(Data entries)

>> Begin

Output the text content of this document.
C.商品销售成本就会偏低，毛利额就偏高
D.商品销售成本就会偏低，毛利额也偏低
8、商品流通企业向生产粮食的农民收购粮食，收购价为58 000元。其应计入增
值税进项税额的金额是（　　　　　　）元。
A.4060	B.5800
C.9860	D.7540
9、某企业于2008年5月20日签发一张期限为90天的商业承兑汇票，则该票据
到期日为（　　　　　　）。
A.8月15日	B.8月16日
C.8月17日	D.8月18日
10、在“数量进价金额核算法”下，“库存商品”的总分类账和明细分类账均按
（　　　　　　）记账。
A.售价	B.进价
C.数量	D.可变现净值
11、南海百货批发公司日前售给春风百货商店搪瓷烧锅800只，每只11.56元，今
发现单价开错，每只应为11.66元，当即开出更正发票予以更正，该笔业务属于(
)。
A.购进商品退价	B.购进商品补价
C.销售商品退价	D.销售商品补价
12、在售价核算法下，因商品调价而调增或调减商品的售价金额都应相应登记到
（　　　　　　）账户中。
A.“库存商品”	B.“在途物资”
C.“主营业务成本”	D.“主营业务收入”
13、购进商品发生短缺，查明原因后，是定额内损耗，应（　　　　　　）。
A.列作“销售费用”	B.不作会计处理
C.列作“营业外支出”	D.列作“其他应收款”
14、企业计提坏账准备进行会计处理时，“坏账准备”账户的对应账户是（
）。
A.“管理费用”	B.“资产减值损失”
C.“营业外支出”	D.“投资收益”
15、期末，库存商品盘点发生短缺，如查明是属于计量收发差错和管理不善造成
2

>> End

• [EXERCISE INSTRUCTIONS]
Give back each line above precisely as it stands.

• [TASK OUTPUT]
Output the text content of this document.
C.商品销售成本就会偏低，毛利额就偏高
D.商品销售成本就会偏低，毛利额也偏低
8、商品流通企业向生产粮食的农民收购粮食，收购价为58 000元。其应计入增
值税进项税额的金额是（　　　　　　）元。
A.4060	B.5800
C.9860	D.7540
9、某企业于2008年5月20日签发一张期限为90天的商业承兑汇票，则该票据
到期日为（　　　　　　）。
A.8月15日	B.8月16日
C.8月17日	D.8月18日
10、在“数量进价金额核算法”下，“库存商品”的总分类账和明细分类账均按
（　　　　　　）记账。
A.售价	B.进价
C.数量	D.可变现净值
11、南海百货批发公司日前售给春风百货商店搪瓷烧锅800只，每只11.56元，今
发现单价开错，每只应为11.66元，当即开出更正发票予以更正，该笔业务属于(
)。
A.购进商品退价	B.购进商品补价
C.销售商品退价	D.销售商品补价
12、在售价核算法下，因商品调价而调增或调减商品的售价金额都应相应登记到
（　　　　　　）账户中。
A.“库存商品”	B.“在途物资”
C.“主营业务成本”	D.“主营业务收入”
13、购进商品发生短缺，查明原因后，是定额内损耗，应（　　　　　　）。
A.列作“销售费用”	B.不作会计处理
C.列作“营业外支出”	D.列作“其他应收款”
14、企业计提坏账准备进行会计处理时，“坏账准备”账户的对应账户是（
）。
A.“管理费用”	B.“资产减值损失”
C.“营业外支出”	D.“投资收益”
15、期末，库存商品盘点发生短缺，如查明是属于计量收发差错和管理不善造成
2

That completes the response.